(Records from a data source)
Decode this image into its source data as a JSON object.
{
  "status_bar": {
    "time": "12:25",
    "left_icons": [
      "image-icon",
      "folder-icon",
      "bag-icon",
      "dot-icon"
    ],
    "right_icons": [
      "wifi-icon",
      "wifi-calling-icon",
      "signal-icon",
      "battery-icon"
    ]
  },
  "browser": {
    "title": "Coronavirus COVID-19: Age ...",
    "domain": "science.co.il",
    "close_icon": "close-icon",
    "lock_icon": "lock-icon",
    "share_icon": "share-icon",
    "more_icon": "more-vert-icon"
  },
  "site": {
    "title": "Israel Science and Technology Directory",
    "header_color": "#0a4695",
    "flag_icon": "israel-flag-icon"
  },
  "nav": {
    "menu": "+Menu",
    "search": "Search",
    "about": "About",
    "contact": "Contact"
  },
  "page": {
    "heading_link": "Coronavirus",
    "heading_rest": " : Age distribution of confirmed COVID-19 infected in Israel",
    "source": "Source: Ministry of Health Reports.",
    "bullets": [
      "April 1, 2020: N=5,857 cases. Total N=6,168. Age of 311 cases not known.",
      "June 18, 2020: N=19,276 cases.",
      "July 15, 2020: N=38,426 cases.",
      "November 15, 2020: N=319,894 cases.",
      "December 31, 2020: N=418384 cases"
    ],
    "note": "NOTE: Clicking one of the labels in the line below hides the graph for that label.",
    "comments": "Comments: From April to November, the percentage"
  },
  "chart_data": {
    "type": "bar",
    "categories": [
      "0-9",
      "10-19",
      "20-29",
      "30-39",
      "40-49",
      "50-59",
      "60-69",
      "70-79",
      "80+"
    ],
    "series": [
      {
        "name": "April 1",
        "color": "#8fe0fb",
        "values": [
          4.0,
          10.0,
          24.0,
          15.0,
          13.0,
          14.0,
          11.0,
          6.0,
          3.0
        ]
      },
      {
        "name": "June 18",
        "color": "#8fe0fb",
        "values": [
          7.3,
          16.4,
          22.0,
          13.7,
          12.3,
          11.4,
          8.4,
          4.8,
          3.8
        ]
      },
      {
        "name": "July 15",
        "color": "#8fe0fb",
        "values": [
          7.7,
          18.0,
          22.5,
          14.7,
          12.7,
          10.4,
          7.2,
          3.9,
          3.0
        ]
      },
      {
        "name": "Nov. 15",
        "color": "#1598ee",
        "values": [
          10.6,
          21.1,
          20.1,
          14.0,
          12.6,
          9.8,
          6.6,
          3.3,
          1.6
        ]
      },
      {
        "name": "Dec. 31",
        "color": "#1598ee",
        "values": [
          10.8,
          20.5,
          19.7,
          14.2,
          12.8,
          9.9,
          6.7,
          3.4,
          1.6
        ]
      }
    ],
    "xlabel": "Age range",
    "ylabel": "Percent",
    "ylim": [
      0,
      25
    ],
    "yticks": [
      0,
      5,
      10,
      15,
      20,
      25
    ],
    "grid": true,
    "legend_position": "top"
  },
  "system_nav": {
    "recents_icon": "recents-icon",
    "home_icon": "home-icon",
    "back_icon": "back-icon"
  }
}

**About this task**
Transcribe all of the data above, keeping each line exactly as it stands.

**Response for this exercise**
Decode this image into its source data as a JSON object.
{
  "status_bar": {
    "time": "12:25",
    "left_icons": [
      "image-icon",
      "folder-icon",
      "bag-icon",
      "dot-icon"
    ],
    "right_icons": [
      "wifi-icon",
      "wifi-calling-icon",
      "signal-icon",
      "battery-icon"
    ]
  },
  "browser": {
    "title": "Coronavirus COVID-19: Age ...",
    "domain": "science.co.il",
    "close_icon": "close-icon",
    "lock_icon": "lock-icon",
    "share_icon": "share-icon",
    "more_icon": "more-vert-icon"
  },
  "site": {
    "title": "Israel Science and Technology Directory",
    "header_color": "#0a4695",
    "flag_icon": "israel-flag-icon"
  },
  "nav": {
    "menu": "+Menu",
    "search": "Search",
    "about": "About",
    "contact": "Contact"
  },
  "page": {
    "heading_link": "Coronavirus",
    "heading_rest": " : Age distribution of confirmed COVID-19 infected in Israel",
    "source": "Source: Ministry of Health Reports.",
    "bullets": [
      "April 1, 2020: N=5,857 cases. Total N=6,168. Age of 311 cases not known.",
      "June 18, 2020: N=19,276 cases.",
      "July 15, 2020: N=38,426 cases.",
      "November 15, 2020: N=319,894 cases.",
      "December 31, 2020: N=418384 cases"
    ],
    "note": "NOTE: Clicking one of the labels in the line below hides the graph for that label.",
    "comments": "Comments: From April to November, the percentage"
  },
  "chart_data": {
    "type": "bar",
    "categories": [
      "0-9",
      "10-19",
      "20-29",
      "30-39",
      "40-49",
      "50-59",
      "60-69",
      "70-79",
      "80+"
    ],
    "series": [
      {
        "name": "April 1",
        "color": "#8fe0fb",
        "values": [
          4.0,
          10.0,
          24.0,
          15.0,
          13.0,
          14.0,
          11.0,
          6.0,
          3.0
        ]
      },
      {
        "name": "June 18",
        "color": "#8fe0fb",
        "values": [
          7.3,
          16.4,
          22.0,
          13.7,
          12.3,
          11.4,
          8.4,
          4.8,
          3.8
        ]
      },
      {
        "name": "July 15",
        "color": "#8fe0fb",
        "values": [
          7.7,
          18.0,
          22.5,
          14.7,
          12.7,
          10.4,
          7.2,
          3.9,
          3.0
        ]
      },
      {
        "name": "Nov. 15",
        "color": "#1598ee",
        "values": [
          10.6,
          21.1,
          20.1,
          14.0,
          12.6,
          9.8,
          6.6,
          3.3,
          1.6
        ]
      },
      {
        "name": "Dec. 31",
        "color": "#1598ee",
        "values": [
          10.8,
          20.5,
          19.7,
          14.2,
          12.8,
          9.9,
          6.7,
          3.4,
          1.6
        ]
      }
    ],
    "xlabel": "Age range",
    "ylabel": "Percent",
    "ylim": [
      0,
      25
    ],
    "yticks": [
      0,
      5,
      10,
      15,
      20,
      25
    ],
    "grid": true,
    "legend_position": "top"
  },
  "system_nav": {
    "recents_icon": "recents-icon",
    "home_icon": "home-icon",
    "back_icon": "back-icon"
  }
}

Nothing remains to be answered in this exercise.